| STATED EXERCISE |
Return the number of lines in which the word "type" appears; add nothing else.

| EXERCISE DATA |
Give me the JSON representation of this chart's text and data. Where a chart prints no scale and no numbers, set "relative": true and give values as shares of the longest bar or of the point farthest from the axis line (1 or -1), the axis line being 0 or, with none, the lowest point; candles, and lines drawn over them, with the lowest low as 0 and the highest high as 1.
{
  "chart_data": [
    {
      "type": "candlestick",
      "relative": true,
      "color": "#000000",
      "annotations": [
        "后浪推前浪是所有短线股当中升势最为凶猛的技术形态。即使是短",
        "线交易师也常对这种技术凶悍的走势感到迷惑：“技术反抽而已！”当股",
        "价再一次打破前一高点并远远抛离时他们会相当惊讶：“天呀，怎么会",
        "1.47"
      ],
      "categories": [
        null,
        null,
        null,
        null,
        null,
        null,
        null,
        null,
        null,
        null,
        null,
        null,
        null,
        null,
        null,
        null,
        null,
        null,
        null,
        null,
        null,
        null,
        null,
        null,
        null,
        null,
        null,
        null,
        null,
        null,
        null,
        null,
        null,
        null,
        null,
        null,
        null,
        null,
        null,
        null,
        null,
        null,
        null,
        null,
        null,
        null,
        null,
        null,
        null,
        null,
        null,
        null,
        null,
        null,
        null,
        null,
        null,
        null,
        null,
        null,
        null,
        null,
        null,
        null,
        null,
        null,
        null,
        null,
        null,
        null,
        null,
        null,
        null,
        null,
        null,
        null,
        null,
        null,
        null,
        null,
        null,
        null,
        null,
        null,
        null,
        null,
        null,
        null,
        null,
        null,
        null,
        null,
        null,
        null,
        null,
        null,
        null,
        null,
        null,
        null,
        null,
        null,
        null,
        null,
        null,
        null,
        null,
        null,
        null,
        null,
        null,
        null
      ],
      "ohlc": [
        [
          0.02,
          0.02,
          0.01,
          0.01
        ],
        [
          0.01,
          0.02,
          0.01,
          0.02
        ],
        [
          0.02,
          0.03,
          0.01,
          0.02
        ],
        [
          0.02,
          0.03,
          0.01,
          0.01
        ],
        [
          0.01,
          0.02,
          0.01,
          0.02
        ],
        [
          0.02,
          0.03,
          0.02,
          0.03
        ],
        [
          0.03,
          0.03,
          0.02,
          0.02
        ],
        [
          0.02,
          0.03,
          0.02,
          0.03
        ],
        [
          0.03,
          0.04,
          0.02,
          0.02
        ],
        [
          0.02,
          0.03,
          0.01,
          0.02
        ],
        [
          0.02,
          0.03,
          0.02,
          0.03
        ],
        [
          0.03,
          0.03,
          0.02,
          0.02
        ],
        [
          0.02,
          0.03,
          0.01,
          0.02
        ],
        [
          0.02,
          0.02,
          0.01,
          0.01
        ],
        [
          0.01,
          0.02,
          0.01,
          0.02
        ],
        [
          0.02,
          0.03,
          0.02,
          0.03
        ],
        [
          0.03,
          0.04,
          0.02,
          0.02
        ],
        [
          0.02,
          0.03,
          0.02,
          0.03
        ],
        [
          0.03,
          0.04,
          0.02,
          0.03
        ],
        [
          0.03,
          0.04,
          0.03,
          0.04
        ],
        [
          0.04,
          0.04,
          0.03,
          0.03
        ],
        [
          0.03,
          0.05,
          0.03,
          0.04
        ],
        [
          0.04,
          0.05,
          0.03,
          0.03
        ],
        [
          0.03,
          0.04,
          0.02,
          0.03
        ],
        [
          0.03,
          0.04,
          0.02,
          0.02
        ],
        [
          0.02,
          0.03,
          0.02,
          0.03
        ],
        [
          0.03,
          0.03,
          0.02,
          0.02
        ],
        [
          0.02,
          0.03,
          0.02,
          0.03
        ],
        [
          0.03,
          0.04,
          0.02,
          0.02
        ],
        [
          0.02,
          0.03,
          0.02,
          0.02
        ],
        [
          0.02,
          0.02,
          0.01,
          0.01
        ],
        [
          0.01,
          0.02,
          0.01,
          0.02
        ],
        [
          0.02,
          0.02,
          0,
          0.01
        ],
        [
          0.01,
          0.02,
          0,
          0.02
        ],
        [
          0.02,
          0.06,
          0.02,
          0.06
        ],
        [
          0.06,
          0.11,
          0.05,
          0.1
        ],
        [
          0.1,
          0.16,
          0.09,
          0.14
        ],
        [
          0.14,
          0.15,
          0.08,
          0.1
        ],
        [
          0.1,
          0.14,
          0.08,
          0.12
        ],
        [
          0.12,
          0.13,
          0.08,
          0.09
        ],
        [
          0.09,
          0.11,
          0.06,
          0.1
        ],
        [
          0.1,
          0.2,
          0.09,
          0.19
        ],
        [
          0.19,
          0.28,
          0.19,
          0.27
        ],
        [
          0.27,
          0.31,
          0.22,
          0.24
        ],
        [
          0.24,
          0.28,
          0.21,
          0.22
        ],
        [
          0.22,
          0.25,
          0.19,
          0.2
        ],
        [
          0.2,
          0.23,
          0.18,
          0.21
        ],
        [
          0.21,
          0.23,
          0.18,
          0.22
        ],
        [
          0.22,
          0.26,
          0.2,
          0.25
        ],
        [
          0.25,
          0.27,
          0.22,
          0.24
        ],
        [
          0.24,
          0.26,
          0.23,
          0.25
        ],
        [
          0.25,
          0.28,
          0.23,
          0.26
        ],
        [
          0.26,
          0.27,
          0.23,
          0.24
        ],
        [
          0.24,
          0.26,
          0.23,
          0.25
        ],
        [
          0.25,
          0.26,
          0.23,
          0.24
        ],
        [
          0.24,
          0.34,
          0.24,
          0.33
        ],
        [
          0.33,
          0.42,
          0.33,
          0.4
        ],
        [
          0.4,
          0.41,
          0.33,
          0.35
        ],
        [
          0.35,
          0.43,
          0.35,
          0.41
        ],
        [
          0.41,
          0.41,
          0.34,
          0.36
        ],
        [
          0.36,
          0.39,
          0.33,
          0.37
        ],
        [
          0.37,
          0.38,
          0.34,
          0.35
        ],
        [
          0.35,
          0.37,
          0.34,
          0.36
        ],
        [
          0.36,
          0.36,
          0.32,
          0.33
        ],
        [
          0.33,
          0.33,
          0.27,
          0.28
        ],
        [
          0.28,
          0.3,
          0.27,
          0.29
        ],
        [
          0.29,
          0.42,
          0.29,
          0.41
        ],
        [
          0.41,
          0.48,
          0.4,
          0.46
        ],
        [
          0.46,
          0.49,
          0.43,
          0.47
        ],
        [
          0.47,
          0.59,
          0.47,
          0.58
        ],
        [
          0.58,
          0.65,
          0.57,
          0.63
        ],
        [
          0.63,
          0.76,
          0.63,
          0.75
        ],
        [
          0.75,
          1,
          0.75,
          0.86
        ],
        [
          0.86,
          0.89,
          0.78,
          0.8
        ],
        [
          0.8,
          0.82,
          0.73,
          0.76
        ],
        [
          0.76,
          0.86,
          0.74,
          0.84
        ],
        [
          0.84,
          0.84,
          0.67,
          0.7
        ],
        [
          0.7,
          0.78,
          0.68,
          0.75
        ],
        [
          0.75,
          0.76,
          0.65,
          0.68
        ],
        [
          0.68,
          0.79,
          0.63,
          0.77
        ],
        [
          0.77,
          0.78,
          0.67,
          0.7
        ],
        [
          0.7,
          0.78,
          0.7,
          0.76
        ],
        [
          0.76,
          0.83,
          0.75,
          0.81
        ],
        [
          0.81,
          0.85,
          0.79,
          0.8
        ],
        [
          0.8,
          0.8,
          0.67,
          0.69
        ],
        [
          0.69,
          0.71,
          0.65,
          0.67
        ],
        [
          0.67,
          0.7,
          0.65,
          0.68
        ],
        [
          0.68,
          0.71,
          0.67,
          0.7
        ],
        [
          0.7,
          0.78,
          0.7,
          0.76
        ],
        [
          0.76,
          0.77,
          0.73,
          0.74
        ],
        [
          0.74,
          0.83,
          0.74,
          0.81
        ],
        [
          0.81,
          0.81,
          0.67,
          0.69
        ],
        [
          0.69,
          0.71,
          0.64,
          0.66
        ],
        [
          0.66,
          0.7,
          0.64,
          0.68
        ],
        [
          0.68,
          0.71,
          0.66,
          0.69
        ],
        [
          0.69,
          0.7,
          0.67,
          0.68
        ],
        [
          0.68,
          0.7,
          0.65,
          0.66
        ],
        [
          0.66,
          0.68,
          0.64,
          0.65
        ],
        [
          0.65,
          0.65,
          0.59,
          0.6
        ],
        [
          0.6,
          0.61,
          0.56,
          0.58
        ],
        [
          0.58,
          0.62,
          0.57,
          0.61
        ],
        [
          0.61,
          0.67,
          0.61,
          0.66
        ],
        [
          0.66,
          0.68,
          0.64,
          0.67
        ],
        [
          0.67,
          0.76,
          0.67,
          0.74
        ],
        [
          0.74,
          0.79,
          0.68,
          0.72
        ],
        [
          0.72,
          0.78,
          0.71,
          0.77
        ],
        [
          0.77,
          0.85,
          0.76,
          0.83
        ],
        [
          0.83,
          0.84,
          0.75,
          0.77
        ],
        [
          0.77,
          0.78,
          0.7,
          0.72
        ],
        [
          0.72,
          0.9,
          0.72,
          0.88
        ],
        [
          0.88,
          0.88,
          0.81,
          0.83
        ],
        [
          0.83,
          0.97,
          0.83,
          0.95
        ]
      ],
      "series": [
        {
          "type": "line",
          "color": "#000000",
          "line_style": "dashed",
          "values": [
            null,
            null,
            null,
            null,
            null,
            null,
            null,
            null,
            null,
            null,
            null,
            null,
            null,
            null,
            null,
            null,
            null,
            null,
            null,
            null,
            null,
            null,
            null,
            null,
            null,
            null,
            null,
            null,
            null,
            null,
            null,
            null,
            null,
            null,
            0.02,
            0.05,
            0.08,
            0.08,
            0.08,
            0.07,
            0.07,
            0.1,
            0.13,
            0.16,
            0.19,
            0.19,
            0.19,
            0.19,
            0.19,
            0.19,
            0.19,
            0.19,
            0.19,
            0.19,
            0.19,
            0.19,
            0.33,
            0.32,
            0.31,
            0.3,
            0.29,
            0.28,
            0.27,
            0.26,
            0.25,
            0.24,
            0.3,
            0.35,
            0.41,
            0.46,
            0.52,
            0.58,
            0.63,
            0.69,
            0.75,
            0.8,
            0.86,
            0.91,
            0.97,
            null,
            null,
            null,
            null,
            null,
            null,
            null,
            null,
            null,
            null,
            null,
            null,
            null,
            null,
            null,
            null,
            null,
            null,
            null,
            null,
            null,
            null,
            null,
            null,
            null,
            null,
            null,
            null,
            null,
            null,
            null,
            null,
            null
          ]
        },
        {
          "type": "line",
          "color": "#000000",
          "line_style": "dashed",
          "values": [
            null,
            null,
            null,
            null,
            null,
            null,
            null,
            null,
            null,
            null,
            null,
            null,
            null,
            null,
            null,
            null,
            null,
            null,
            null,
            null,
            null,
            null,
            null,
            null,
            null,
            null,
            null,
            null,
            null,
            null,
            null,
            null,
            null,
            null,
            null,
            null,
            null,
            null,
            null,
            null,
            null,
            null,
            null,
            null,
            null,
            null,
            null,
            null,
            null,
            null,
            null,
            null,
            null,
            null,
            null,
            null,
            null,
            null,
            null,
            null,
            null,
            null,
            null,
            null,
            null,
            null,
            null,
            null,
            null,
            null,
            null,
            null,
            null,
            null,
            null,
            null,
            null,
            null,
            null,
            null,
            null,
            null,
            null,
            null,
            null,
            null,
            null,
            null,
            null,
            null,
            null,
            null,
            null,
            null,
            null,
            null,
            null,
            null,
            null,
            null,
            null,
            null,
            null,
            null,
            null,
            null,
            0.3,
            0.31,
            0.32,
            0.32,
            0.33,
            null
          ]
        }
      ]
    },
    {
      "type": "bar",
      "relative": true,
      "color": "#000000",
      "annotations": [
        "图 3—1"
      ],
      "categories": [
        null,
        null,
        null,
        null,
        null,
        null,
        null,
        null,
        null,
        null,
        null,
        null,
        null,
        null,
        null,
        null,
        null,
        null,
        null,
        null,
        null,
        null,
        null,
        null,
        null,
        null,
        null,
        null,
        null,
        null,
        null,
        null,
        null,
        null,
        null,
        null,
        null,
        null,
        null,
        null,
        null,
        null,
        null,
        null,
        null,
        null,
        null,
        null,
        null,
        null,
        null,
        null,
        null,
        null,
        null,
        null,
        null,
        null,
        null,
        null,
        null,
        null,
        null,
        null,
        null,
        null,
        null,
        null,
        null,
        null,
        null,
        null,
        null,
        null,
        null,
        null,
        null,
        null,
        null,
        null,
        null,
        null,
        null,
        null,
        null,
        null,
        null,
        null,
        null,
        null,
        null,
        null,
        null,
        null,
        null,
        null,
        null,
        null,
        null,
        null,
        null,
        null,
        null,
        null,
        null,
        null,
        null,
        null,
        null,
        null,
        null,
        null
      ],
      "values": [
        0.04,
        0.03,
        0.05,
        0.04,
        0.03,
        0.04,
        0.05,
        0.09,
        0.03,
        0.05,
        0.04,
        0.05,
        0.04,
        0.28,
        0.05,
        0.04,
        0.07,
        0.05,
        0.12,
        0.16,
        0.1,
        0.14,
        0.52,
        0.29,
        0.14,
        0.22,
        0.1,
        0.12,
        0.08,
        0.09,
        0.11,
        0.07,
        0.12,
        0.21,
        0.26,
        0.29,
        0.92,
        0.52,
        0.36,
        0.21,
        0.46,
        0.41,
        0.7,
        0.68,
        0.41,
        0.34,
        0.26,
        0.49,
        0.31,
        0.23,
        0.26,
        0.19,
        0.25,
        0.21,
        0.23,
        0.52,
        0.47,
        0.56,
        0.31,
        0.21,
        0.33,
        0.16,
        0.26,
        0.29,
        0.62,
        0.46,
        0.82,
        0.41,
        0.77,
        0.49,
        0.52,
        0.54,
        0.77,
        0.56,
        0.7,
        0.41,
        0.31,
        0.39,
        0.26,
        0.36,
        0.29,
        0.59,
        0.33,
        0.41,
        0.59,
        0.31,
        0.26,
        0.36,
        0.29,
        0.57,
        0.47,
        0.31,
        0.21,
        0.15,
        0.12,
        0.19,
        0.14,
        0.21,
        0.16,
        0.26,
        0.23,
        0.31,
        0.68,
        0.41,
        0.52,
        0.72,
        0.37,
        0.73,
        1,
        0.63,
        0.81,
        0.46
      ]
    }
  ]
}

| EXERCISE OUTPUT |
4